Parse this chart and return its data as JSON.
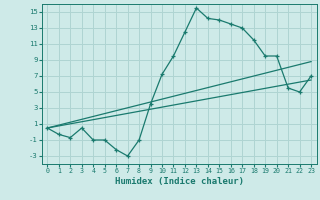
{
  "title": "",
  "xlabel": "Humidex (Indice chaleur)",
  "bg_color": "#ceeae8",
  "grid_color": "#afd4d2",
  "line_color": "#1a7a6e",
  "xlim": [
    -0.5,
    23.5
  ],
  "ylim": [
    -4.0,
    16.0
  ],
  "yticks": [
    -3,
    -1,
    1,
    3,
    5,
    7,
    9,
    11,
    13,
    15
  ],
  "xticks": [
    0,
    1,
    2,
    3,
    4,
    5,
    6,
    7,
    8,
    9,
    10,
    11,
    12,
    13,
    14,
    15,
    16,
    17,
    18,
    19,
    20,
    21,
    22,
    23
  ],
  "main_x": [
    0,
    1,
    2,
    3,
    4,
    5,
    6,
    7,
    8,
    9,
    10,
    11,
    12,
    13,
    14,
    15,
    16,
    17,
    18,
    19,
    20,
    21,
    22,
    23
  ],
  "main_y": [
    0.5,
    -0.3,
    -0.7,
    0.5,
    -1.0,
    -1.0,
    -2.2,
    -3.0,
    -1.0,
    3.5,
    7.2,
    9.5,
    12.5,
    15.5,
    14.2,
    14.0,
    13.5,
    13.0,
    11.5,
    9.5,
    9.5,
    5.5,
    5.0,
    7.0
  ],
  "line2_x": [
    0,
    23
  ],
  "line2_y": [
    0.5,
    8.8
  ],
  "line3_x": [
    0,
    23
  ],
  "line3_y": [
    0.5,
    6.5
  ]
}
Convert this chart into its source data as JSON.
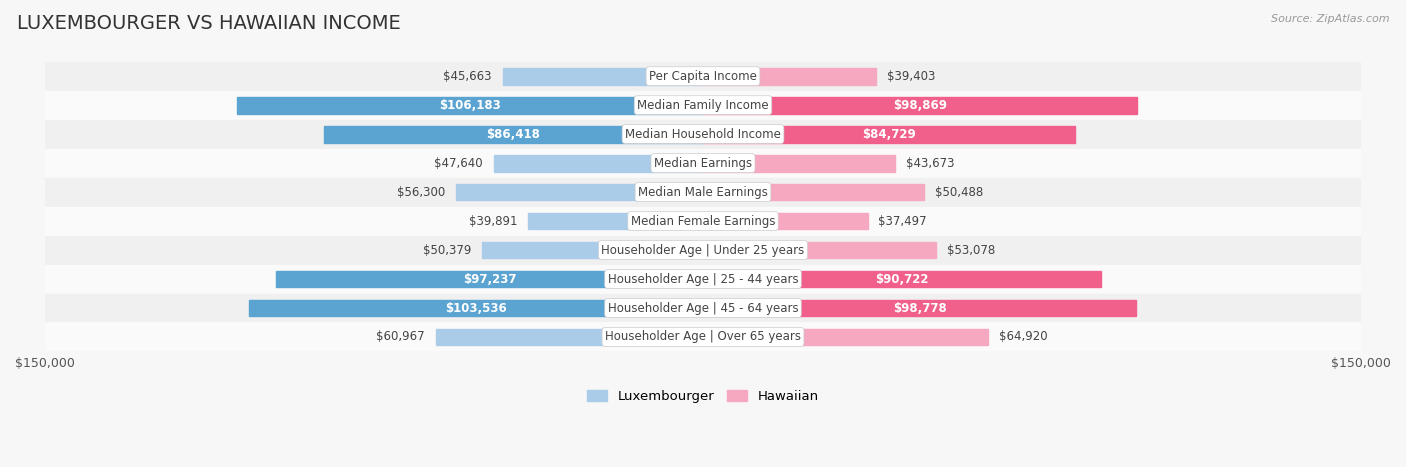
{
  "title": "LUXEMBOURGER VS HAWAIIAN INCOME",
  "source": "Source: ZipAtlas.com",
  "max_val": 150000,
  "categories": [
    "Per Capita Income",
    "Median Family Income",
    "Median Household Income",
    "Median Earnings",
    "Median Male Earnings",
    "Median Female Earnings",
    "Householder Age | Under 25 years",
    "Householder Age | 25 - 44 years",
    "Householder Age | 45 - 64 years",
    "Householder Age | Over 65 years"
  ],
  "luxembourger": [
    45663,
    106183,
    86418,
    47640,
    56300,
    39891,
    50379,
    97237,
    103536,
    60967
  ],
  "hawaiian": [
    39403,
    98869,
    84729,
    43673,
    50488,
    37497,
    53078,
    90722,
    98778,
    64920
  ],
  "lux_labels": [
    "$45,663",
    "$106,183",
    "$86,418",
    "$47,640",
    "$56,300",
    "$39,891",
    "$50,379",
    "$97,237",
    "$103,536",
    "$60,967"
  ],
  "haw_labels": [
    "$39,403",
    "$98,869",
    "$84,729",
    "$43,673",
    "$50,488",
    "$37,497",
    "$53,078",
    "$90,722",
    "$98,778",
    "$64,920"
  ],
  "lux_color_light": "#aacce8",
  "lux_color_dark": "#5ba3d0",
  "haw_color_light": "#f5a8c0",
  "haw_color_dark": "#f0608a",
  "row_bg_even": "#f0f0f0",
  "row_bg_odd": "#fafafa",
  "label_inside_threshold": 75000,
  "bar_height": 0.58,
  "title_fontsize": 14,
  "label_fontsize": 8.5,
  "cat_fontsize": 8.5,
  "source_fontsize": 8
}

- **Problem statement**
Across the entries above, how many lines contain "Householder"? Provide only the count.

- **Solution to this task**
4